* [Short problem 1]
Answer these questions about the chili-glazed pork ribs recipe:
(a) How many racks of pork spareribs does the ingredient list call for?
(b) What yield does the recipe give?
(c) How much salt goes into the spice mixture in the instructions?
* [Short problem 2] Proceed with the chili-glazed pork ribs recipe, writing the instruction steps that follow its last step.

Chili-Glazed Pork Ribs

  4.1 – 14 reviews  • Pork
Level: Easy
Total: 4 hr
Prep: 1 hr
Cook: 3 hr
Yield: 6-8 servings

Ingredients

  1. 2 racks pork spareribs (about 6 pounds)
  2. Kosher salt
  3. 3 tablespoons packed light brown sugar
  4. 2 cloves garlic, minced
  5. 2 teaspoons fresh thyme
  6. 3 tablespoons ancho chili powder
  7. Freshly ground black pepper
  8. 1/4 teaspoon cayenne pepper
  9. 3 cups apple cider
  10. 3 tablespoons ketchup
  11. 2 tablespoons dijon mustard
  12. 2 teaspoons Worcestershire sauce

Instructions

  1. Make shallow cuts between the ribs on the bone side with a sharp knife, piercing just the membrane.
  2. Mix 1 tablespoon salt, the brown sugar, garlic, thyme, chili powder, 1/4 teaspoon black pepper and the cayenne in a bowl. Rub the spice mixture evenly over the ribs. Place the ribs on a rack in a roasting pan, loosely cover and refrigerate at least 4 hours or overnight.

Element location data
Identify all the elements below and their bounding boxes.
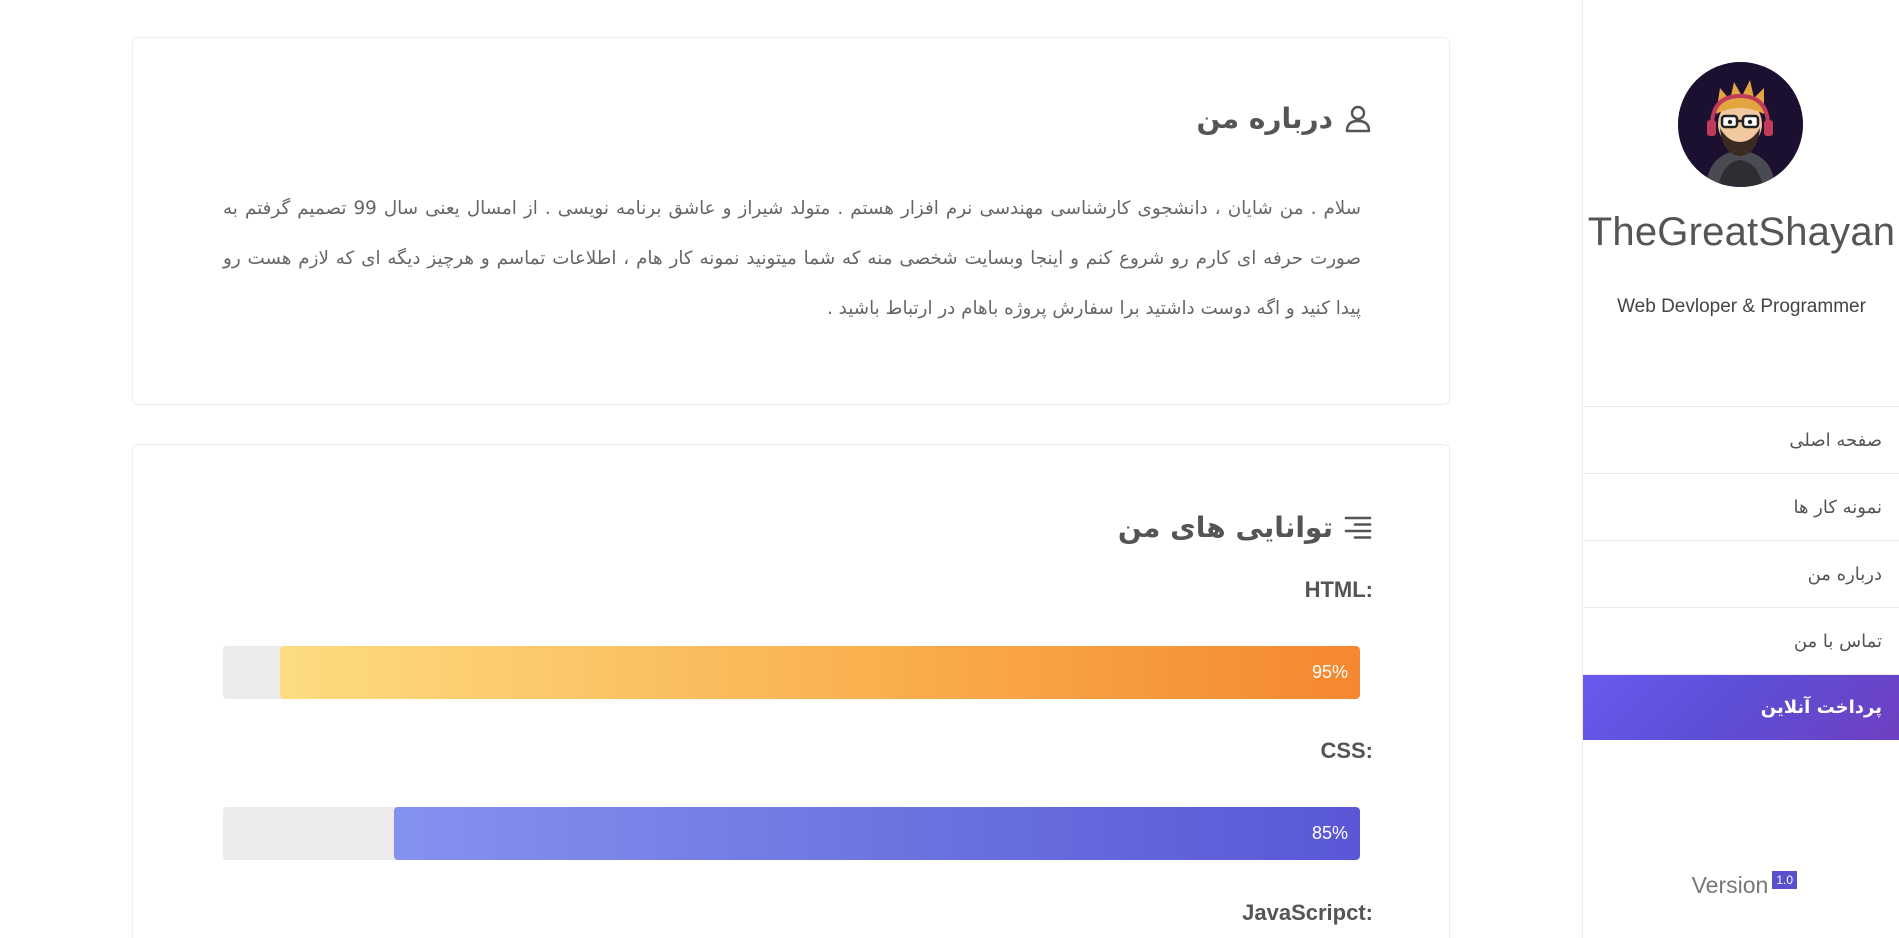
skill-label-javascript: JavaScripct: xyxy=(1242,900,1373,925)
profile-name: TheGreatShayan xyxy=(1587,210,1896,254)
avatar[interactable] xyxy=(1678,62,1803,187)
version-info: Version 1.0 xyxy=(1691,871,1797,899)
skill-percent-html: 95% xyxy=(1311,662,1348,682)
align-right-icon xyxy=(1344,516,1372,539)
about-card: درباره من سلام . من شایان ، دانشجوی کارش… xyxy=(132,37,1450,405)
version-label: Version xyxy=(1691,872,1769,898)
version-badge: 1.0 xyxy=(1772,871,1797,889)
about-title: درباره من xyxy=(1197,102,1373,135)
profile-role: Web Devloper & Programmer xyxy=(1617,296,1866,317)
skill-label-html: HTML: xyxy=(1304,577,1373,602)
nav-item-online-payment[interactable]: پرداخت آنلاین xyxy=(1583,675,1899,740)
nav-item-home[interactable]: صفحه اصلی xyxy=(1583,407,1899,474)
user-icon xyxy=(1345,105,1371,132)
sidebar-nav: صفحه اصلی نمونه کار ها درباره من تماس با… xyxy=(1583,406,1899,740)
skills-title: توانایی های من xyxy=(1118,511,1373,544)
skill-bar-fill-html: 95% xyxy=(279,646,1360,699)
skill-label-css: CSS: xyxy=(1320,738,1373,763)
avatar-image xyxy=(1678,62,1803,187)
sidebar: TheGreatShayan Web Devloper & Programmer… xyxy=(1582,0,1899,938)
skills-title-text: توانایی های من xyxy=(1117,511,1333,544)
skill-bar-html: 95% xyxy=(223,646,1360,699)
skill-bar-css: 85% xyxy=(223,807,1360,860)
nav-item-portfolio[interactable]: نمونه کار ها xyxy=(1583,474,1899,541)
skill-bar-fill-css: 85% xyxy=(393,807,1360,860)
about-title-text: درباره من xyxy=(1196,102,1333,135)
skill-percent-css: 85% xyxy=(1311,823,1348,843)
nav-item-contact[interactable]: تماس با من xyxy=(1583,608,1899,675)
about-text: سلام . من شایان ، دانشجوی کارشناسی مهندس… xyxy=(223,198,1362,319)
skills-card: توانایی های من HTML: 95% CSS: 85% JavaSc… xyxy=(132,444,1450,938)
nav-item-about[interactable]: درباره من xyxy=(1583,541,1899,608)
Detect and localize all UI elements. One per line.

* [Task result 1]
(a) Two racks, about 6 pounds.
(b) 6-8 servings.
(c) 1 tablespoon.

* [Task result 2]
  3. Meanwhile, combine the cider, ketchup, mustard and Worcestershire sauce in a saucepan over medium heat and simmer until reduced to about 2 cups, about 30 minutes. Cover and set aside.
  4. Preheat a grill to low heat on one side. Cook the ribs bone-side down on the cooler side of the grill, covered, until tender, about 2 hours 30 minutes. (If using a charcoal grill, add more charcoal as needed to maintain the temperature.) Continue to cook, uncovering every 10 minutes to baste with the sauce, until the ribs are glazed, about 40 more minutes. Remove from the grill and cut into pieces.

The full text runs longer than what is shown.